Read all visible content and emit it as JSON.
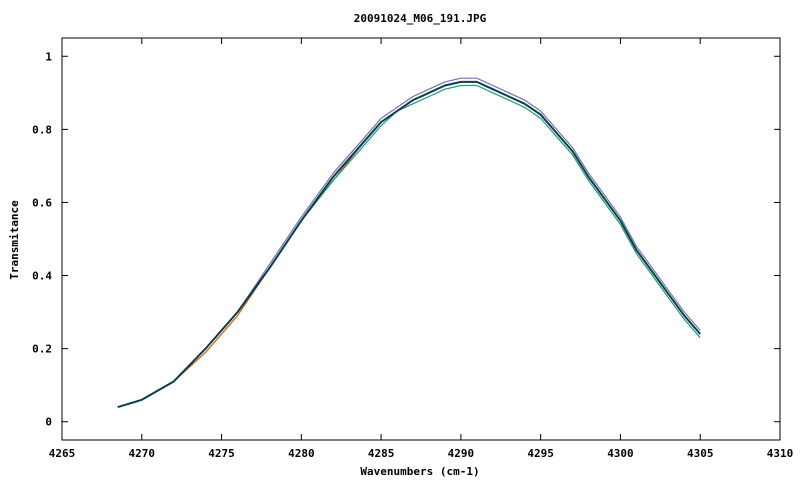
{
  "chart_data": {
    "type": "line",
    "title": "20091024_M06_191.JPG",
    "xlabel": "Wavenumbers (cm-1)",
    "ylabel": "Transmitance",
    "xlim": [
      4265,
      4310
    ],
    "ylim": [
      -0.05,
      1.05
    ],
    "xticks": [
      {
        "value": 4265,
        "label": "4265"
      },
      {
        "value": 4270,
        "label": "4270"
      },
      {
        "value": 4275,
        "label": "4275"
      },
      {
        "value": 4280,
        "label": "4280"
      },
      {
        "value": 4285,
        "label": "4285"
      },
      {
        "value": 4290,
        "label": "4290"
      },
      {
        "value": 4295,
        "label": "4295"
      },
      {
        "value": 4300,
        "label": "4300"
      },
      {
        "value": 4305,
        "label": "4305"
      },
      {
        "value": 4310,
        "label": "4310"
      }
    ],
    "yticks": [
      {
        "value": 0,
        "label": "0"
      },
      {
        "value": 0.2,
        "label": "0.2"
      },
      {
        "value": 0.4,
        "label": "0.4"
      },
      {
        "value": 0.6,
        "label": "0.6"
      },
      {
        "value": 0.8,
        "label": "0.8"
      },
      {
        "value": 1,
        "label": "1"
      }
    ],
    "grid": false,
    "legend": "none",
    "series": [
      {
        "color": "#d95f02",
        "x": [
          4268.5,
          4270,
          4272,
          4274,
          4276,
          4278,
          4280,
          4282,
          4284,
          4285,
          4286,
          4287,
          4288,
          4289,
          4290,
          4291,
          4292,
          4293,
          4294,
          4295,
          4296,
          4297,
          4298,
          4299,
          4300,
          4301,
          4302,
          4303,
          4304,
          4305
        ],
        "y": [
          0.04,
          0.06,
          0.11,
          0.19,
          0.29,
          0.42,
          0.55,
          0.66,
          0.77,
          0.82,
          0.85,
          0.88,
          0.9,
          0.92,
          0.93,
          0.93,
          0.91,
          0.89,
          0.87,
          0.84,
          0.79,
          0.74,
          0.67,
          0.61,
          0.55,
          0.47,
          0.41,
          0.35,
          0.29,
          0.24
        ]
      },
      {
        "color": "#1b9e77",
        "x": [
          4268.5,
          4270,
          4272,
          4274,
          4276,
          4278,
          4280,
          4282,
          4284,
          4285,
          4286,
          4287,
          4288,
          4289,
          4290,
          4291,
          4292,
          4293,
          4294,
          4295,
          4296,
          4297,
          4298,
          4299,
          4300,
          4301,
          4302,
          4303,
          4304,
          4305
        ],
        "y": [
          0.04,
          0.06,
          0.11,
          0.2,
          0.3,
          0.42,
          0.55,
          0.66,
          0.76,
          0.81,
          0.85,
          0.87,
          0.89,
          0.91,
          0.92,
          0.92,
          0.9,
          0.88,
          0.86,
          0.83,
          0.78,
          0.73,
          0.66,
          0.6,
          0.54,
          0.46,
          0.4,
          0.34,
          0.28,
          0.23
        ]
      },
      {
        "color": "#7570b3",
        "x": [
          4268.5,
          4270,
          4272,
          4274,
          4276,
          4278,
          4280,
          4282,
          4284,
          4285,
          4286,
          4287,
          4288,
          4289,
          4290,
          4291,
          4292,
          4293,
          4294,
          4295,
          4296,
          4297,
          4298,
          4299,
          4300,
          4301,
          4302,
          4303,
          4304,
          4305
        ],
        "y": [
          0.04,
          0.06,
          0.11,
          0.2,
          0.3,
          0.43,
          0.56,
          0.68,
          0.78,
          0.83,
          0.86,
          0.89,
          0.91,
          0.93,
          0.94,
          0.94,
          0.92,
          0.9,
          0.88,
          0.85,
          0.8,
          0.75,
          0.68,
          0.62,
          0.56,
          0.48,
          0.42,
          0.36,
          0.3,
          0.25
        ]
      },
      {
        "color": "#0b3d4a",
        "x": [
          4268.5,
          4270,
          4272,
          4274,
          4276,
          4278,
          4280,
          4282,
          4284,
          4285,
          4286,
          4287,
          4288,
          4289,
          4290,
          4291,
          4292,
          4293,
          4294,
          4295,
          4296,
          4297,
          4298,
          4299,
          4300,
          4301,
          4302,
          4303,
          4304,
          4305
        ],
        "y": [
          0.04,
          0.06,
          0.11,
          0.2,
          0.3,
          0.42,
          0.55,
          0.67,
          0.77,
          0.82,
          0.85,
          0.88,
          0.9,
          0.92,
          0.93,
          0.93,
          0.91,
          0.89,
          0.87,
          0.84,
          0.79,
          0.74,
          0.67,
          0.61,
          0.55,
          0.47,
          0.41,
          0.35,
          0.29,
          0.24
        ]
      }
    ]
  }
}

**To be done**
What is needed is an exact reproduction of the data, pictures excluded.

**Result**
Read all visible content and emit it as JSON.
{
  "chart_data": {
    "type": "line",
    "title": "20091024_M06_191.JPG",
    "xlabel": "Wavenumbers (cm-1)",
    "ylabel": "Transmitance",
    "xlim": [
      4265,
      4310
    ],
    "ylim": [
      -0.05,
      1.05
    ],
    "xticks": [
      {
        "value": 4265,
        "label": "4265"
      },
      {
        "value": 4270,
        "label": "4270"
      },
      {
        "value": 4275,
        "label": "4275"
      },
      {
        "value": 4280,
        "label": "4280"
      },
      {
        "value": 4285,
        "label": "4285"
      },
      {
        "value": 4290,
        "label": "4290"
      },
      {
        "value": 4295,
        "label": "4295"
      },
      {
        "value": 4300,
        "label": "4300"
      },
      {
        "value": 4305,
        "label": "4305"
      },
      {
        "value": 4310,
        "label": "4310"
      }
    ],
    "yticks": [
      {
        "value": 0,
        "label": "0"
      },
      {
        "value": 0.2,
        "label": "0.2"
      },
      {
        "value": 0.4,
        "label": "0.4"
      },
      {
        "value": 0.6,
        "label": "0.6"
      },
      {
        "value": 0.8,
        "label": "0.8"
      },
      {
        "value": 1,
        "label": "1"
      }
    ],
    "grid": false,
    "legend": "none",
    "series": [
      {
        "color": "#d95f02",
        "x": [
          4268.5,
          4270,
          4272,
          4274,
          4276,
          4278,
          4280,
          4282,
          4284,
          4285,
          4286,
          4287,
          4288,
          4289,
          4290,
          4291,
          4292,
          4293,
          4294,
          4295,
          4296,
          4297,
          4298,
          4299,
          4300,
          4301,
          4302,
          4303,
          4304,
          4305
        ],
        "y": [
          0.04,
          0.06,
          0.11,
          0.19,
          0.29,
          0.42,
          0.55,
          0.66,
          0.77,
          0.82,
          0.85,
          0.88,
          0.9,
          0.92,
          0.93,
          0.93,
          0.91,
          0.89,
          0.87,
          0.84,
          0.79,
          0.74,
          0.67,
          0.61,
          0.55,
          0.47,
          0.41,
          0.35,
          0.29,
          0.24
        ]
      },
      {
        "color": "#1b9e77",
        "x": [
          4268.5,
          4270,
          4272,
          4274,
          4276,
          4278,
          4280,
          4282,
          4284,
          4285,
          4286,
          4287,
          4288,
          4289,
          4290,
          4291,
          4292,
          4293,
          4294,
          4295,
          4296,
          4297,
          4298,
          4299,
          4300,
          4301,
          4302,
          4303,
          4304,
          4305
        ],
        "y": [
          0.04,
          0.06,
          0.11,
          0.2,
          0.3,
          0.42,
          0.55,
          0.66,
          0.76,
          0.81,
          0.85,
          0.87,
          0.89,
          0.91,
          0.92,
          0.92,
          0.9,
          0.88,
          0.86,
          0.83,
          0.78,
          0.73,
          0.66,
          0.6,
          0.54,
          0.46,
          0.4,
          0.34,
          0.28,
          0.23
        ]
      },
      {
        "color": "#7570b3",
        "x": [
          4268.5,
          4270,
          4272,
          4274,
          4276,
          4278,
          4280,
          4282,
          4284,
          4285,
          4286,
          4287,
          4288,
          4289,
          4290,
          4291,
          4292,
          4293,
          4294,
          4295,
          4296,
          4297,
          4298,
          4299,
          4300,
          4301,
          4302,
          4303,
          4304,
          4305
        ],
        "y": [
          0.04,
          0.06,
          0.11,
          0.2,
          0.3,
          0.43,
          0.56,
          0.68,
          0.78,
          0.83,
          0.86,
          0.89,
          0.91,
          0.93,
          0.94,
          0.94,
          0.92,
          0.9,
          0.88,
          0.85,
          0.8,
          0.75,
          0.68,
          0.62,
          0.56,
          0.48,
          0.42,
          0.36,
          0.3,
          0.25
        ]
      },
      {
        "color": "#0b3d4a",
        "x": [
          4268.5,
          4270,
          4272,
          4274,
          4276,
          4278,
          4280,
          4282,
          4284,
          4285,
          4286,
          4287,
          4288,
          4289,
          4290,
          4291,
          4292,
          4293,
          4294,
          4295,
          4296,
          4297,
          4298,
          4299,
          4300,
          4301,
          4302,
          4303,
          4304,
          4305
        ],
        "y": [
          0.04,
          0.06,
          0.11,
          0.2,
          0.3,
          0.42,
          0.55,
          0.67,
          0.77,
          0.82,
          0.85,
          0.88,
          0.9,
          0.92,
          0.93,
          0.93,
          0.91,
          0.89,
          0.87,
          0.84,
          0.79,
          0.74,
          0.67,
          0.61,
          0.55,
          0.47,
          0.41,
          0.35,
          0.29,
          0.24
        ]
      }
    ]
  }
}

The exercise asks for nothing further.